■ PROBLEM DESCRIPTION: Repeat the records verbatim and leave the pictures out of your copy.

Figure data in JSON
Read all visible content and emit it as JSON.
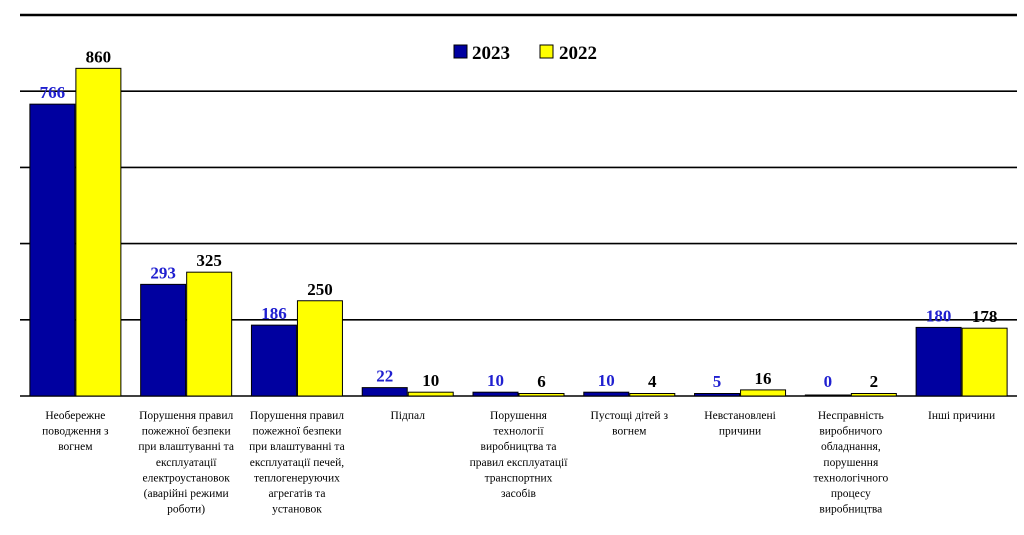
{
  "chart_data": {
    "type": "bar",
    "categories": [
      [
        "Необережне",
        "поводження з",
        "вогнем"
      ],
      [
        "Порушення правил",
        "пожежної безпеки",
        "при влаштуванні та",
        "експлуатації",
        "електроустановок",
        "(аварійні режими",
        "роботи)"
      ],
      [
        "Порушення правил",
        "пожежної безпеки",
        "при влаштуванні та",
        "експлуатації печей,",
        "теплогенеруючих",
        "агрегатів та",
        "установок"
      ],
      [
        "Підпал"
      ],
      [
        "Порушення",
        "технології",
        "виробництва та",
        "правил експлуатації",
        "транспортних",
        "засобів"
      ],
      [
        "Пустощі дітей з",
        "вогнем"
      ],
      [
        "Невстановлені",
        "причини"
      ],
      [
        "Несправність",
        "виробничого",
        "обладнання,",
        "порушення",
        "технологічного",
        "процесу",
        "виробництва"
      ],
      [
        "Інші причини"
      ]
    ],
    "series": [
      {
        "name": "2023",
        "color": "#0000A0",
        "label_color": "#2020D0",
        "values": [
          766,
          293,
          186,
          22,
          10,
          10,
          5,
          0,
          180
        ]
      },
      {
        "name": "2022",
        "color": "#FFFF00",
        "label_color": "#000000",
        "values": [
          860,
          325,
          250,
          10,
          6,
          4,
          16,
          2,
          178
        ]
      }
    ],
    "ylim": [
      0,
      1000
    ],
    "grid": true,
    "legend_position": "top-center"
  }
}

■ THE COMPLETED TASK:
Read all visible content and emit it as JSON.
{
  "chart_data": {
    "type": "bar",
    "categories": [
      [
        "Необережне",
        "поводження з",
        "вогнем"
      ],
      [
        "Порушення правил",
        "пожежної безпеки",
        "при влаштуванні та",
        "експлуатації",
        "електроустановок",
        "(аварійні режими",
        "роботи)"
      ],
      [
        "Порушення правил",
        "пожежної безпеки",
        "при влаштуванні та",
        "експлуатації печей,",
        "теплогенеруючих",
        "агрегатів та",
        "установок"
      ],
      [
        "Підпал"
      ],
      [
        "Порушення",
        "технології",
        "виробництва та",
        "правил експлуатації",
        "транспортних",
        "засобів"
      ],
      [
        "Пустощі дітей з",
        "вогнем"
      ],
      [
        "Невстановлені",
        "причини"
      ],
      [
        "Несправність",
        "виробничого",
        "обладнання,",
        "порушення",
        "технологічного",
        "процесу",
        "виробництва"
      ],
      [
        "Інші причини"
      ]
    ],
    "series": [
      {
        "name": "2023",
        "color": "#0000A0",
        "label_color": "#2020D0",
        "values": [
          766,
          293,
          186,
          22,
          10,
          10,
          5,
          0,
          180
        ]
      },
      {
        "name": "2022",
        "color": "#FFFF00",
        "label_color": "#000000",
        "values": [
          860,
          325,
          250,
          10,
          6,
          4,
          16,
          2,
          178
        ]
      }
    ],
    "ylim": [
      0,
      1000
    ],
    "grid": true,
    "legend_position": "top-center"
  }
}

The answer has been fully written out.